Stated task: Each line of the material below that holds the word "jusqu" needs to be copied.

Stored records
-- begin --
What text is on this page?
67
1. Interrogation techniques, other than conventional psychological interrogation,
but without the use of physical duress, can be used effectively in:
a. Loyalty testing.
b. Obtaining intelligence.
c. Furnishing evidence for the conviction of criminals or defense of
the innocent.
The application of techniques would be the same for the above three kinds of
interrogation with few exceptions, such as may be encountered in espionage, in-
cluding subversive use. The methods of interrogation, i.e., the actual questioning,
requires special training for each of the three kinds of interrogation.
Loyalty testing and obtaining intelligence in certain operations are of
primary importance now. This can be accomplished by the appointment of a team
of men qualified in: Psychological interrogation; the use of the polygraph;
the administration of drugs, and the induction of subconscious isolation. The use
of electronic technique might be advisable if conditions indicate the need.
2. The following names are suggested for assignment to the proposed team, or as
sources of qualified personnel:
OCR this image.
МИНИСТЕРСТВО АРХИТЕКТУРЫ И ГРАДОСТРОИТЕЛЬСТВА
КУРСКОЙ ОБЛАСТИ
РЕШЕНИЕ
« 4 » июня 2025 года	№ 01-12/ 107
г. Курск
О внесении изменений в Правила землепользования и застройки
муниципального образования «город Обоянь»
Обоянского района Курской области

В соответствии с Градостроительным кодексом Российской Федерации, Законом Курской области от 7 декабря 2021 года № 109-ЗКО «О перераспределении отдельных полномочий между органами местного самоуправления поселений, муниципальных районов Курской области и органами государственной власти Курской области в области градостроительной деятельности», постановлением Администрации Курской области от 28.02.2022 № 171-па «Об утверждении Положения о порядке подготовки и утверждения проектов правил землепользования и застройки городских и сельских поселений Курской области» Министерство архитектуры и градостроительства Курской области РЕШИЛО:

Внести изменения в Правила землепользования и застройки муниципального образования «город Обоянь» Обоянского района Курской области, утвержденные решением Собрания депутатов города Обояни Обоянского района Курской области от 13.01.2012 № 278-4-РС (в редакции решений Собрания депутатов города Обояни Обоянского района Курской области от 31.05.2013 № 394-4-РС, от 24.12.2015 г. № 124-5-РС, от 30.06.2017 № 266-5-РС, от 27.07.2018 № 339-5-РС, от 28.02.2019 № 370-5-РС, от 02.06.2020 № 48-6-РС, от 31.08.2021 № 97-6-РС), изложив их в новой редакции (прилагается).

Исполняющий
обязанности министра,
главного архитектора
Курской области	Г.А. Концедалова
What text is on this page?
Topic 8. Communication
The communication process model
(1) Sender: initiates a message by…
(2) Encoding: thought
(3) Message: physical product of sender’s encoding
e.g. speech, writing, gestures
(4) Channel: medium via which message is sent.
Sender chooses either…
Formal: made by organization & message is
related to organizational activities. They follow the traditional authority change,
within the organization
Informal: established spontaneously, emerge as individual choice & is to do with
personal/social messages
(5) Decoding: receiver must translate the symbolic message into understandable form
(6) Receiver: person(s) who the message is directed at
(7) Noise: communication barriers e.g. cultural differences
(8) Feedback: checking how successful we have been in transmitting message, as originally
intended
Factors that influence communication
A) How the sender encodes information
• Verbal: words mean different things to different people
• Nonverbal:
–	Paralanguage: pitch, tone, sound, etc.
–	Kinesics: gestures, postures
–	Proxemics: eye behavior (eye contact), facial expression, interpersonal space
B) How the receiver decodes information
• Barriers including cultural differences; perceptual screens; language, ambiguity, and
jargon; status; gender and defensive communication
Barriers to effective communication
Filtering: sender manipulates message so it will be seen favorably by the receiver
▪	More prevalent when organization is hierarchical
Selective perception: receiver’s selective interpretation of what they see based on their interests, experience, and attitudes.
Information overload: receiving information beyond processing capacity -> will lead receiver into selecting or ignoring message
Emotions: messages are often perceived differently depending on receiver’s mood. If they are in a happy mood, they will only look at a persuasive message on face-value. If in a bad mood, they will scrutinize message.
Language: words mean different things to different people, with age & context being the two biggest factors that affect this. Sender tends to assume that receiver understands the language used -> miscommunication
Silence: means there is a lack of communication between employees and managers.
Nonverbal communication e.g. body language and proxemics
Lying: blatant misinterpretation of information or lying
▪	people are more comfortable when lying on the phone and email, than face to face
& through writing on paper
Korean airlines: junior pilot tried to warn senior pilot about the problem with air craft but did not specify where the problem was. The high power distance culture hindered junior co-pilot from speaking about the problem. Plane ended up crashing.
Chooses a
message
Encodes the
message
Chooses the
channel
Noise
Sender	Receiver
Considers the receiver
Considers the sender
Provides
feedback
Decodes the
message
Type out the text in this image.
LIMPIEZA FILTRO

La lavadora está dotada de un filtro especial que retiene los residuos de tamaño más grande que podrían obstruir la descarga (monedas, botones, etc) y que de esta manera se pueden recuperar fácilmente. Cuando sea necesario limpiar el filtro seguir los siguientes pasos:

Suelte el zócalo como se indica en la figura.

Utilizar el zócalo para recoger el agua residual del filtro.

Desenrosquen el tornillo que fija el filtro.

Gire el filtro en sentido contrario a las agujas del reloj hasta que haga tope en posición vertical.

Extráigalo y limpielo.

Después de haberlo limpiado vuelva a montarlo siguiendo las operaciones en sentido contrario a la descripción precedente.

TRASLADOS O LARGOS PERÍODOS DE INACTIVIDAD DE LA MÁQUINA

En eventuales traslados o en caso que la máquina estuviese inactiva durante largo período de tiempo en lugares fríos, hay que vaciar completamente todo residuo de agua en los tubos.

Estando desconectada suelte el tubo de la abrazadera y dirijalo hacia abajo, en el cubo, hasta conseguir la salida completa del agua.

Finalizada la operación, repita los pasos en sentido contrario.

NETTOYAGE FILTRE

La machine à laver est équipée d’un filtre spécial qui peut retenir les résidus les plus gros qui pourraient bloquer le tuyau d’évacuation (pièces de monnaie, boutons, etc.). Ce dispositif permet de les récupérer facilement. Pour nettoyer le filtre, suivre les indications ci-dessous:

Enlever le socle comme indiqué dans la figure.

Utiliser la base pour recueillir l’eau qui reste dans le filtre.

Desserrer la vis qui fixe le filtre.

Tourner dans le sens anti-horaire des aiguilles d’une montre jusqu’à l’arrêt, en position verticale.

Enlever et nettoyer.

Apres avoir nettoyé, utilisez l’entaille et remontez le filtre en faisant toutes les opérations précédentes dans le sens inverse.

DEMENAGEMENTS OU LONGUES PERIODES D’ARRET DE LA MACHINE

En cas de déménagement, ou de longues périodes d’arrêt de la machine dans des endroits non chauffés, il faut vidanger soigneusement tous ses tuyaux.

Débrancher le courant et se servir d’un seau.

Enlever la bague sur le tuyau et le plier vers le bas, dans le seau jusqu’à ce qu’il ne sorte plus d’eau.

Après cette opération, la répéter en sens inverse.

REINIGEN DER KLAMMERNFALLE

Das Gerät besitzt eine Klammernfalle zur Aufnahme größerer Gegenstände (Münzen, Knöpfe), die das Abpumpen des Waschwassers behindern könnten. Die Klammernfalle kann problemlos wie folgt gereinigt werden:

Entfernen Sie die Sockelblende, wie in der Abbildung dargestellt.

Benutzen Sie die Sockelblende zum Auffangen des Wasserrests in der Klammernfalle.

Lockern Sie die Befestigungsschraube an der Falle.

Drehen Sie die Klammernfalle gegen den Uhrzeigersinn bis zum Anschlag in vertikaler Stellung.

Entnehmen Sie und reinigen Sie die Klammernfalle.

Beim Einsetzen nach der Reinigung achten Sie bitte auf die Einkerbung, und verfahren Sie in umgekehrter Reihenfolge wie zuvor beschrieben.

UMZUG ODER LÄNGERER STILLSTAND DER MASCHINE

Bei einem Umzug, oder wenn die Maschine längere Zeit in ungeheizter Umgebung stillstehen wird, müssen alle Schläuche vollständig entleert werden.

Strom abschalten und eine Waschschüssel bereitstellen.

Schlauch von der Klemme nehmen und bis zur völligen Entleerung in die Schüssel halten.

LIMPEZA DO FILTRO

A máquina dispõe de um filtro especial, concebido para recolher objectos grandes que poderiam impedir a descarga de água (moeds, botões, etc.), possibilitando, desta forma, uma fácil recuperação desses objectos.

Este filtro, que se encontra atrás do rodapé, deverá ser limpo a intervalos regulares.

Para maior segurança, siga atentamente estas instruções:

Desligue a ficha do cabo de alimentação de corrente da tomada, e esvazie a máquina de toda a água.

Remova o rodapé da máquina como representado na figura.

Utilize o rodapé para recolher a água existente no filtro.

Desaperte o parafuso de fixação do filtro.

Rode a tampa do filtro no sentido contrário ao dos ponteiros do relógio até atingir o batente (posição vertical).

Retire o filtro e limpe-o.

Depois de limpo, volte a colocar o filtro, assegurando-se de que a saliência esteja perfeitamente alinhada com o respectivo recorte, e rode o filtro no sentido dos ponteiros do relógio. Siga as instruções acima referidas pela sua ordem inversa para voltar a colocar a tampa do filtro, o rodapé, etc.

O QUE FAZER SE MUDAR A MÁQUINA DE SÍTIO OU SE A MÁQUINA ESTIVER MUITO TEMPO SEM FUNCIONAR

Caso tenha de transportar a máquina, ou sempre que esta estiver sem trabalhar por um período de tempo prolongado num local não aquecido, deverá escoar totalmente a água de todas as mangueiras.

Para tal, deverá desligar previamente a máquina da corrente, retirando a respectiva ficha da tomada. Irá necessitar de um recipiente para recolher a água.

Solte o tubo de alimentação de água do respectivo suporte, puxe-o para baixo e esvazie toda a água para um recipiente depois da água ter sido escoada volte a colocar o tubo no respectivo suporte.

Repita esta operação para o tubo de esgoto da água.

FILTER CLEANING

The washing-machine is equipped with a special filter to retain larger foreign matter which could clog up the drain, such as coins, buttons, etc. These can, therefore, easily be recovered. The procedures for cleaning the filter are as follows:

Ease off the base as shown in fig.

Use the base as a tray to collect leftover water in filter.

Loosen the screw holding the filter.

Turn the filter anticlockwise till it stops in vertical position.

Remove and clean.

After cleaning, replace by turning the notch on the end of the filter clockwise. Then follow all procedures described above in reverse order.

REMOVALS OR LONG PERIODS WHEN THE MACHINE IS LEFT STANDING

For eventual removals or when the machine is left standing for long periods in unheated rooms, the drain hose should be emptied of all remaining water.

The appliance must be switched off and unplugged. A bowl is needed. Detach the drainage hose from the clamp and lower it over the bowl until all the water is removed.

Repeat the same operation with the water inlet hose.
-- end --
Written answer:
Tourner dans le sens anti-horaire des aiguilles d’une montre jusqu’à l’arrêt, en position verticale.
Enlever la bague sur le tuyau et le plier vers le bas, dans le seau jusqu’à ce qu’il ne sorte plus d’eau.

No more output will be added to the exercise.